● **What to work on**
Quote every line as given.

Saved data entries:

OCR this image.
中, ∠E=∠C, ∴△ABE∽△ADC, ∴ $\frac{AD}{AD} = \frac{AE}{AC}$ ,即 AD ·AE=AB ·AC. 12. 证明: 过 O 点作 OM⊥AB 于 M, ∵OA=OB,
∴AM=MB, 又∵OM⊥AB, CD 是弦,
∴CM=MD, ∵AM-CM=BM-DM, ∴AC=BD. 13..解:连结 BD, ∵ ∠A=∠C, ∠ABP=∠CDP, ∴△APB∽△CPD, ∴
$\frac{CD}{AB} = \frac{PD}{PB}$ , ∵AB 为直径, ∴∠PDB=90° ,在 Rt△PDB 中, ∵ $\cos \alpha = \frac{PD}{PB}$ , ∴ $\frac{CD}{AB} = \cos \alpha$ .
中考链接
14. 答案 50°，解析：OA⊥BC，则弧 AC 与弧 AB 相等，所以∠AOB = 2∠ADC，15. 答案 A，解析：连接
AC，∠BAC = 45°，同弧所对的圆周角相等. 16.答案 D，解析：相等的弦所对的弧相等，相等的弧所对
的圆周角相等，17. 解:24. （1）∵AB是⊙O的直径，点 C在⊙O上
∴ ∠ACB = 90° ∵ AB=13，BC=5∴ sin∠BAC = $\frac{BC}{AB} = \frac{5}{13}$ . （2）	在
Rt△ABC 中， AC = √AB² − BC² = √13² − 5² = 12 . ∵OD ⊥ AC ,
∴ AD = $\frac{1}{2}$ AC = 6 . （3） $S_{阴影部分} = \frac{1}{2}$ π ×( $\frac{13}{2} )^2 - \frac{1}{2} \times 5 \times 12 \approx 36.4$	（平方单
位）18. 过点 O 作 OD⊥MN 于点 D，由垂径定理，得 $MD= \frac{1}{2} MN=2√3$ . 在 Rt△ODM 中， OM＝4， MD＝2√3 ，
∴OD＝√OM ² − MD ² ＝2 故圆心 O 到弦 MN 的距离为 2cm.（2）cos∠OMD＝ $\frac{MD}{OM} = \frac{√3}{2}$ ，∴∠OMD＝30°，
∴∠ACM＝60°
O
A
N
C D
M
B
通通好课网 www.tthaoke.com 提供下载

● **Answer for the task**
OCR this image.
中, ∠E=∠C, ∴△ABE∽△ADC, ∴ $\frac{AD}{AD} = \frac{AE}{AC}$ ,即 AD ·AE=AB ·AC. 12. 证明: 过 O 点作 OM⊥AB 于 M, ∵OA=OB,
∴AM=MB, 又∵OM⊥AB, CD 是弦,
∴CM=MD, ∵AM-CM=BM-DM, ∴AC=BD. 13..解:连结 BD, ∵ ∠A=∠C, ∠ABP=∠CDP, ∴△APB∽△CPD, ∴
$\frac{CD}{AB} = \frac{PD}{PB}$ , ∵AB 为直径, ∴∠PDB=90° ,在 Rt△PDB 中, ∵ $\cos \alpha = \frac{PD}{PB}$ , ∴ $\frac{CD}{AB} = \cos \alpha$ .
中考链接
14. 答案 50°，解析：OA⊥BC，则弧 AC 与弧 AB 相等，所以∠AOB = 2∠ADC，15. 答案 A，解析：连接
AC，∠BAC = 45°，同弧所对的圆周角相等. 16.答案 D，解析：相等的弦所对的弧相等，相等的弧所对
的圆周角相等，17. 解:24. （1）∵AB是⊙O的直径，点 C在⊙O上
∴ ∠ACB = 90° ∵ AB=13，BC=5∴ sin∠BAC = $\frac{BC}{AB} = \frac{5}{13}$ . （2）	在
Rt△ABC 中， AC = √AB² − BC² = √13² − 5² = 12 . ∵OD ⊥ AC ,
∴ AD = $\frac{1}{2}$ AC = 6 . （3） $S_{阴影部分} = \frac{1}{2}$ π ×( $\frac{13}{2} )^2 - \frac{1}{2} \times 5 \times 12 \approx 36.4$	（平方单
位）18. 过点 O 作 OD⊥MN 于点 D，由垂径定理，得 $MD= \frac{1}{2} MN=2√3$ . 在 Rt△ODM 中， OM＝4， MD＝2√3 ，
∴OD＝√OM ² − MD ² ＝2 故圆心 O 到弦 MN 的距离为 2cm.（2）cos∠OMD＝ $\frac{MD}{OM} = \frac{√3}{2}$ ，∴∠OMD＝30°，
∴∠ACM＝60°
O
A
N
C D
M
B
通通好课网 www.tthaoke.com 提供下载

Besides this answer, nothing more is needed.